* _Your instructions_
In the listing below, how many lines contain the word "xlabel"? Please respond with the number only.
## Begin Records for this exercise
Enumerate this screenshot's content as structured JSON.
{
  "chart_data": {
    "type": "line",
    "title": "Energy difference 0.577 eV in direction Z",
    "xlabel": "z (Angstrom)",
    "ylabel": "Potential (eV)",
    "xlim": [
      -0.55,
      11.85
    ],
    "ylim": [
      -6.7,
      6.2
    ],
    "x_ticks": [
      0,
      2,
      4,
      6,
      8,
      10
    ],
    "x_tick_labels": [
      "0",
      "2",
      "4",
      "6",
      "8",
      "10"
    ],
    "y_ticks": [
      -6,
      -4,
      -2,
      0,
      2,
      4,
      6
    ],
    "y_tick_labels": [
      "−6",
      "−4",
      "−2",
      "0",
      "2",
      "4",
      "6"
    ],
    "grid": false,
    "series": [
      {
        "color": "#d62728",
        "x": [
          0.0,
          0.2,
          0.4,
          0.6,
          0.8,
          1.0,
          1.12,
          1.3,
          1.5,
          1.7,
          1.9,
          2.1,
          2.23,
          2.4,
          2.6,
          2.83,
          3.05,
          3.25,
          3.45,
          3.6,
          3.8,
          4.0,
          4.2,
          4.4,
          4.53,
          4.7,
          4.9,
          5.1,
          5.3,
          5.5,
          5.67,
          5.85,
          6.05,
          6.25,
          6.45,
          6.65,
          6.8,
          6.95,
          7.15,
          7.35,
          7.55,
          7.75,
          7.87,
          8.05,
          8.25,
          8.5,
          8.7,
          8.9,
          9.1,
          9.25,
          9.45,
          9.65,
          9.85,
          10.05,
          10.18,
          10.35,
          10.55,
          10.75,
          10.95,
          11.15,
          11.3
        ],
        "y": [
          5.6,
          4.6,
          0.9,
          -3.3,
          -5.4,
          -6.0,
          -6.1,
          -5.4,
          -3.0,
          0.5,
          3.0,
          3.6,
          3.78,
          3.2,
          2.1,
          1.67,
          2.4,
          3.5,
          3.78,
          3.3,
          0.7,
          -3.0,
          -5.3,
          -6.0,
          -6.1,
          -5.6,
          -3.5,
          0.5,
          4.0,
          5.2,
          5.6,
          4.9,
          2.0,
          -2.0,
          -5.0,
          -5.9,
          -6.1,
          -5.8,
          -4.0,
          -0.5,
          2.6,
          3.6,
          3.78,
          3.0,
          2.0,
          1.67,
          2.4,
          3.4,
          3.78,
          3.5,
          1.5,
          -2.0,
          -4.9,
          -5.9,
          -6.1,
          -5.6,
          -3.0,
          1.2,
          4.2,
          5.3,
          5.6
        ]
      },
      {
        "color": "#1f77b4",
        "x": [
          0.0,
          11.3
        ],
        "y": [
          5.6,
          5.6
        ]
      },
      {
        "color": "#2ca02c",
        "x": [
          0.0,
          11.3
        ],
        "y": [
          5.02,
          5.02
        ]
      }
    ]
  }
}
## End Records for this exercise
## Begin Records for this exercise
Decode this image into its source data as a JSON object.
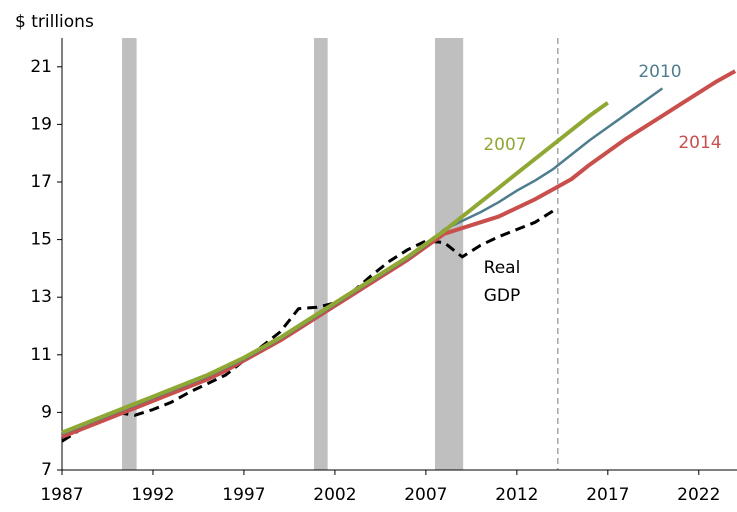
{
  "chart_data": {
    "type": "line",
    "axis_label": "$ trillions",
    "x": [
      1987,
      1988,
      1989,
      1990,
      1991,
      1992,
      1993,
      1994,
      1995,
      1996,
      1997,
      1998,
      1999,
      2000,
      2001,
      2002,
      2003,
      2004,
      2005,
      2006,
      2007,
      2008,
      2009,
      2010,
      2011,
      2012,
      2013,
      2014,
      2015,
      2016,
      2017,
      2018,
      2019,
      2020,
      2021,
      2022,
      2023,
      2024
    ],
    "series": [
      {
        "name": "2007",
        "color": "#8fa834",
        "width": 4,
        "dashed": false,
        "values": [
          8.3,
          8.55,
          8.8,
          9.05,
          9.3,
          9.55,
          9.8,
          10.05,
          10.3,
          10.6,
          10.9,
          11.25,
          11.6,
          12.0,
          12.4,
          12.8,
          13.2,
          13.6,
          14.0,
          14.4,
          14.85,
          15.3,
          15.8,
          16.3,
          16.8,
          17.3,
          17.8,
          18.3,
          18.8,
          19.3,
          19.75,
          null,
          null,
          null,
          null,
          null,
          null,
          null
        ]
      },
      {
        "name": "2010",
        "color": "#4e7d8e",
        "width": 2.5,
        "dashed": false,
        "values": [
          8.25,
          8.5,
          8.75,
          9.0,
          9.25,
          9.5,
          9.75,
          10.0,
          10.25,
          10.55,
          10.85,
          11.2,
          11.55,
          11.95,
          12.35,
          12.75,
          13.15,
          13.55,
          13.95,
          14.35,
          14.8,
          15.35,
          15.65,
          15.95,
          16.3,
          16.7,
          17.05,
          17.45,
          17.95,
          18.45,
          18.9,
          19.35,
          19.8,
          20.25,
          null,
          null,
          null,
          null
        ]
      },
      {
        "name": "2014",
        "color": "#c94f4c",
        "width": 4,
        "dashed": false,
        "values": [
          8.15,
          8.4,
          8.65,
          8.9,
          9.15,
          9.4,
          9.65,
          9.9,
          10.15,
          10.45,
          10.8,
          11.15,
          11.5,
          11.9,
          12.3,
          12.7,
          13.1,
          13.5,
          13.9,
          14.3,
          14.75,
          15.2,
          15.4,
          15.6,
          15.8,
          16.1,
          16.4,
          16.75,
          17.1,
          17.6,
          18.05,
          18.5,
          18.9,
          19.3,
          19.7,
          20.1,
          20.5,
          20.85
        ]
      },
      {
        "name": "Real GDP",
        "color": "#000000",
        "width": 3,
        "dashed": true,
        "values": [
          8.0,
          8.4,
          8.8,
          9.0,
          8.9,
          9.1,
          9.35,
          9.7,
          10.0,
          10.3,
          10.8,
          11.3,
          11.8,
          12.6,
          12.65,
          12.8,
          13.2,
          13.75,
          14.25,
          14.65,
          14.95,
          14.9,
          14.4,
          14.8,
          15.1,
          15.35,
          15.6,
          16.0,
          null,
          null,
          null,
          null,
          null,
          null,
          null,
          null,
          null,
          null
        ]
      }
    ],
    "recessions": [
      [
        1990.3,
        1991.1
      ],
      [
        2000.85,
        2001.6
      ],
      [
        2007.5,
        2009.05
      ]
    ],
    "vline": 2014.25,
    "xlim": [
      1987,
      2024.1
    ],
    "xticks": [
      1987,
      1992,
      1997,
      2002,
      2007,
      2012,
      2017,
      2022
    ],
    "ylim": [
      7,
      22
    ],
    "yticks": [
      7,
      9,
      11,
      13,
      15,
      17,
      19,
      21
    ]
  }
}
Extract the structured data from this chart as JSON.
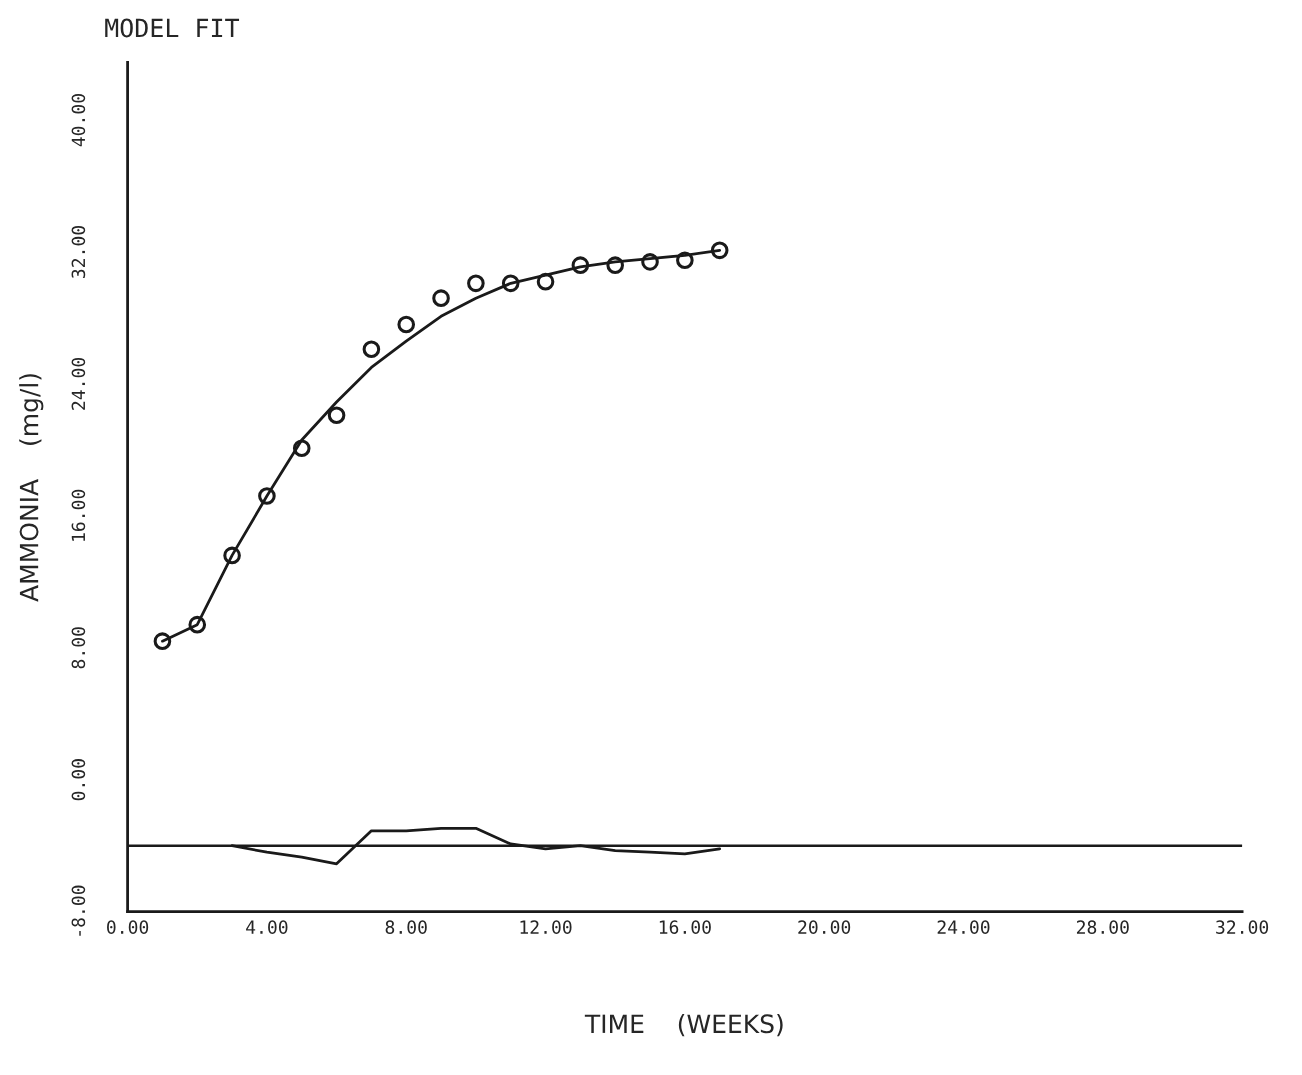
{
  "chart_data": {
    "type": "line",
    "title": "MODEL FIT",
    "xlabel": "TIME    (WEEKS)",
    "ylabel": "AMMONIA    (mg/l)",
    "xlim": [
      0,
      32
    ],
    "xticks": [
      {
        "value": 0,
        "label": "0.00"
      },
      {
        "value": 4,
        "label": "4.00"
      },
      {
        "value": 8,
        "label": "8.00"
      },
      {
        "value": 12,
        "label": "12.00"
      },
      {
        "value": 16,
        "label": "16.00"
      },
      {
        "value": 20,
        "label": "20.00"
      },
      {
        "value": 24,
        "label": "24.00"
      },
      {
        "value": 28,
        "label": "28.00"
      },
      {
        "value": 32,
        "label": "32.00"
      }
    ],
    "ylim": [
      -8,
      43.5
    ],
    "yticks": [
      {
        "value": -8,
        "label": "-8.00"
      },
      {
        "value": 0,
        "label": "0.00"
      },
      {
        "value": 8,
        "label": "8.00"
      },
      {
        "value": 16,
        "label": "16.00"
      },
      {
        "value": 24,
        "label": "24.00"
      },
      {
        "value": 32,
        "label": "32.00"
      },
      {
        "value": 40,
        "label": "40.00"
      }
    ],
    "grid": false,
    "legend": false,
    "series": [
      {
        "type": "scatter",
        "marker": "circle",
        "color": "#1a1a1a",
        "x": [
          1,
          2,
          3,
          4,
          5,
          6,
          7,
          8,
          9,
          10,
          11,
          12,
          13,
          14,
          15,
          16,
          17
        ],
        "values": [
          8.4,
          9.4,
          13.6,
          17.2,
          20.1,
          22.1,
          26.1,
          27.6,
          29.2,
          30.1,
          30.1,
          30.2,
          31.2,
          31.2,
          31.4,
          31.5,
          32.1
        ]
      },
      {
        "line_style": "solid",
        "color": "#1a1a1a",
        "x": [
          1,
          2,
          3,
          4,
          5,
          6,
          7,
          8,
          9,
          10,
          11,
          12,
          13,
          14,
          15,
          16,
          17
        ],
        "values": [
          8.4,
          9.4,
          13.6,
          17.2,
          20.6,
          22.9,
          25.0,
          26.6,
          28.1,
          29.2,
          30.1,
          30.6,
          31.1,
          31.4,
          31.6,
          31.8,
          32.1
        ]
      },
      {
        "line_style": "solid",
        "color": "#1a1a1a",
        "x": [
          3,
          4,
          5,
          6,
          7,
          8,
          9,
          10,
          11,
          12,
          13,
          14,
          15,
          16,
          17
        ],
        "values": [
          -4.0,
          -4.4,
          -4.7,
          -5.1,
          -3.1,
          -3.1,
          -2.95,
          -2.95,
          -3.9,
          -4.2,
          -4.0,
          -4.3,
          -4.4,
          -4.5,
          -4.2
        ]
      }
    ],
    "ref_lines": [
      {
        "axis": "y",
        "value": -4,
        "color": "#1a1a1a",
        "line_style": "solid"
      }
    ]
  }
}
## End Records for this exercise
## Begin Records for this exercise
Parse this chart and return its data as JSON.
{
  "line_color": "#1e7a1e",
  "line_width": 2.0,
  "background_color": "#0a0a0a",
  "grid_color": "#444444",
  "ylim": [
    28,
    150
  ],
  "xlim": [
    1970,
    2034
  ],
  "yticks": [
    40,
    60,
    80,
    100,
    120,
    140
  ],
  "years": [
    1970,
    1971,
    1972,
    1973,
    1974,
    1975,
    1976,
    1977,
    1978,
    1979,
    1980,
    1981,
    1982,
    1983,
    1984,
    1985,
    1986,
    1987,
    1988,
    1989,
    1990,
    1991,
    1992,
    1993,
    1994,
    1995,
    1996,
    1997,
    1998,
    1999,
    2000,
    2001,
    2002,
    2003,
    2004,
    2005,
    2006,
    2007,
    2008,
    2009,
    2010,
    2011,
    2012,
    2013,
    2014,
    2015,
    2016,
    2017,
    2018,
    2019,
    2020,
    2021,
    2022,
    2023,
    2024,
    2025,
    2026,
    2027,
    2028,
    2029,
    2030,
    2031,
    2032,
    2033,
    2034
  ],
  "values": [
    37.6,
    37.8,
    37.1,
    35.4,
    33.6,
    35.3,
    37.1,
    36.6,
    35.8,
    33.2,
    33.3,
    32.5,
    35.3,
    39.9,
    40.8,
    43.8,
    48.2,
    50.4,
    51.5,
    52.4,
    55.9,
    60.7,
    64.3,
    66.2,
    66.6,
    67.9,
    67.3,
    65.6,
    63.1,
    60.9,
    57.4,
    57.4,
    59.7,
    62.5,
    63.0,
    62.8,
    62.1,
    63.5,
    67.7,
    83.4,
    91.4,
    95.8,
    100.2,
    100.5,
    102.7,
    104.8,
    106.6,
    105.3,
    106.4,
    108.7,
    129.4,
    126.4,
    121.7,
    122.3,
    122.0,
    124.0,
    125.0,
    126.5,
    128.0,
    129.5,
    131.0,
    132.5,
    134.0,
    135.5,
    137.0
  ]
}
## End Records for this exercise
* _The reply_
2